» REQUIRED WORK
Leave out the pictures and copy the remaining records exactly.

» SOURCE MATERIAL
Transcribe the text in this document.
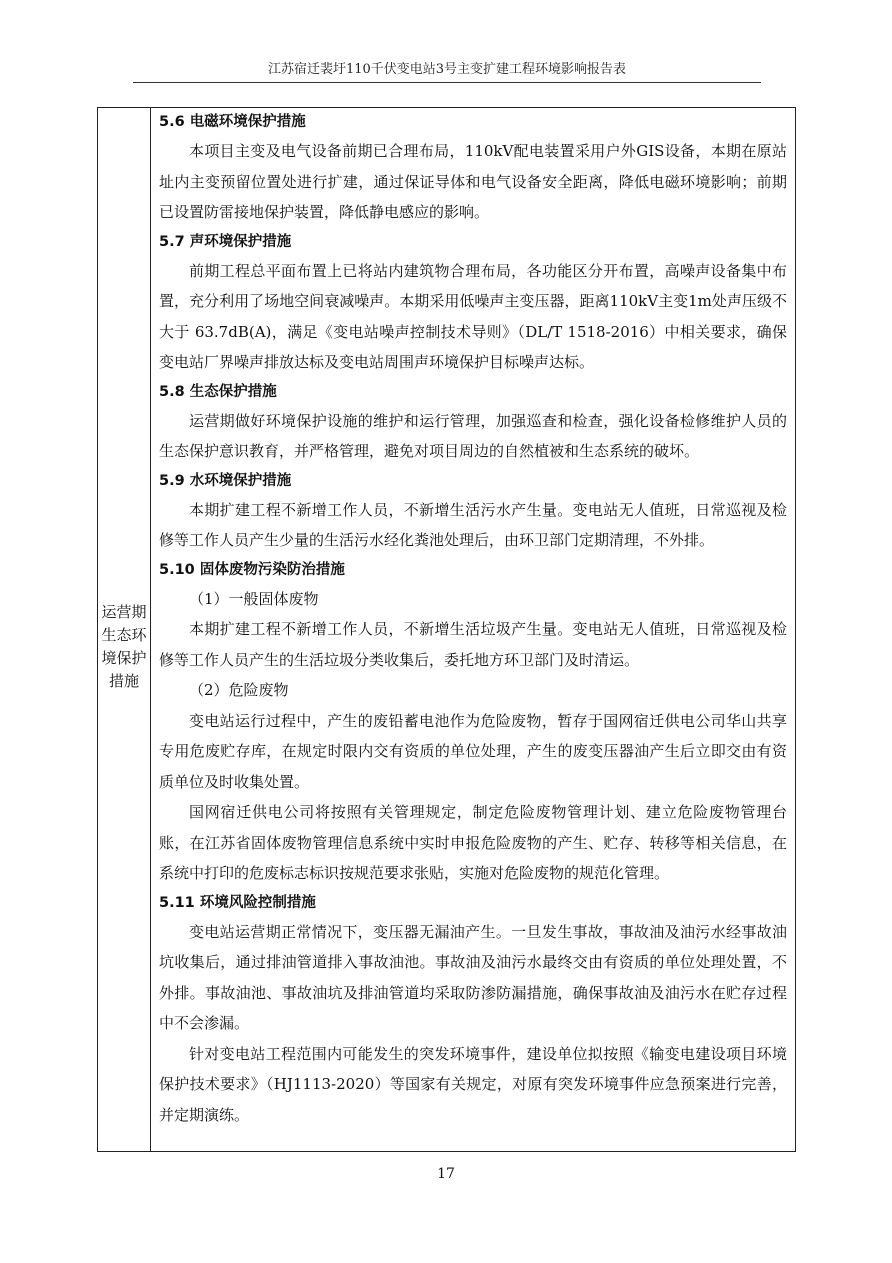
江苏宿迁裴圩110千伏变电站3号主变扩建工程环境影响报告表
运营期
生态环
境保护
措施
5.6 电磁环境保护措施

本项目主变及电气设备前期已合理布局，110kV配电装置采用户外GIS设备，本期在原站址内主变预留位置处进行扩建，通过保证导体和电气设备安全距离，降低电磁环境影响；前期已设置防雷接地保护装置，降低静电感应的影响。

5.7 声环境保护措施

前期工程总平面布置上已将站内建筑物合理布局，各功能区分开布置，高噪声设备集中布置，充分利用了场地空间衰减噪声。本期采用低噪声主变压器，距离110kV主变1m处声压级不大于 63.7dB(A)，满足《变电站噪声控制技术导则》（DL/T 1518-2016）中相关要求，确保变电站厂界噪声排放达标及变电站周围声环境保护目标噪声达标。

5.8 生态保护措施

运营期做好环境保护设施的维护和运行管理，加强巡查和检查，强化设备检修维护人员的生态保护意识教育，并严格管理，避免对项目周边的自然植被和生态系统的破坏。

5.9 水环境保护措施

本期扩建工程不新增工作人员，不新增生活污水产生量。变电站无人值班，日常巡视及检修等工作人员产生少量的生活污水经化粪池处理后，由环卫部门定期清理，不外排。

5.10 固体废物污染防治措施

（1）一般固体废物

本期扩建工程不新增工作人员，不新增生活垃圾产生量。变电站无人值班，日常巡视及检修等工作人员产生的生活垃圾分类收集后，委托地方环卫部门及时清运。

（2）危险废物

变电站运行过程中，产生的废铅蓄电池作为危险废物，暂存于国网宿迁供电公司华山共享专用危废贮存库，在规定时限内交有资质的单位处理，产生的废变压器油产生后立即交由有资质单位及时收集处置。

国网宿迁供电公司将按照有关管理规定，制定危险废物管理计划、建立危险废物管理台账，在江苏省固体废物管理信息系统中实时申报危险废物的产生、贮存、转移等相关信息，在系统中打印的危废标志标识按规范要求张贴，实施对危险废物的规范化管理。

5.11 环境风险控制措施

变电站运营期正常情况下，变压器无漏油产生。一旦发生事故，事故油及油污水经事故油坑收集后，通过排油管道排入事故油池。事故油及油污水最终交由有资质的单位处理处置，不外排。事故油池、事故油坑及排油管道均采取防渗防漏措施，确保事故油及油污水在贮存过程中不会渗漏。

针对变电站工程范围内可能发生的突发环境事件，建设单位拟按照《输变电建设项目环境保护技术要求》（HJ1113-2020）等国家有关规定，对原有突发环境事件应急预案进行完善，并定期演练。

17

» RESPONSE BELOW
Transcribe the text in this document.
江苏宿迁裴圩110千伏变电站3号主变扩建工程环境影响报告表
运营期
生态环
境保护
措施
5.6 电磁环境保护措施

本项目主变及电气设备前期已合理布局，110kV配电装置采用户外GIS设备，本期在原站址内主变预留位置处进行扩建，通过保证导体和电气设备安全距离，降低电磁环境影响；前期已设置防雷接地保护装置，降低静电感应的影响。

5.7 声环境保护措施

前期工程总平面布置上已将站内建筑物合理布局，各功能区分开布置，高噪声设备集中布置，充分利用了场地空间衰减噪声。本期采用低噪声主变压器，距离110kV主变1m处声压级不大于 63.7dB(A)，满足《变电站噪声控制技术导则》（DL/T 1518-2016）中相关要求，确保变电站厂界噪声排放达标及变电站周围声环境保护目标噪声达标。

5.8 生态保护措施

运营期做好环境保护设施的维护和运行管理，加强巡查和检查，强化设备检修维护人员的生态保护意识教育，并严格管理，避免对项目周边的自然植被和生态系统的破坏。

5.9 水环境保护措施

本期扩建工程不新增工作人员，不新增生活污水产生量。变电站无人值班，日常巡视及检修等工作人员产生少量的生活污水经化粪池处理后，由环卫部门定期清理，不外排。

5.10 固体废物污染防治措施

（1）一般固体废物

本期扩建工程不新增工作人员，不新增生活垃圾产生量。变电站无人值班，日常巡视及检修等工作人员产生的生活垃圾分类收集后，委托地方环卫部门及时清运。

（2）危险废物

变电站运行过程中，产生的废铅蓄电池作为危险废物，暂存于国网宿迁供电公司华山共享专用危废贮存库，在规定时限内交有资质的单位处理，产生的废变压器油产生后立即交由有资质单位及时收集处置。

国网宿迁供电公司将按照有关管理规定，制定危险废物管理计划、建立危险废物管理台账，在江苏省固体废物管理信息系统中实时申报危险废物的产生、贮存、转移等相关信息，在系统中打印的危废标志标识按规范要求张贴，实施对危险废物的规范化管理。

5.11 环境风险控制措施

变电站运营期正常情况下，变压器无漏油产生。一旦发生事故，事故油及油污水经事故油坑收集后，通过排油管道排入事故油池。事故油及油污水最终交由有资质的单位处理处置，不外排。事故油池、事故油坑及排油管道均采取防渗防漏措施，确保事故油及油污水在贮存过程中不会渗漏。

针对变电站工程范围内可能发生的突发环境事件，建设单位拟按照《输变电建设项目环境保护技术要求》（HJ1113-2020）等国家有关规定，对原有突发环境事件应急预案进行完善，并定期演练。

17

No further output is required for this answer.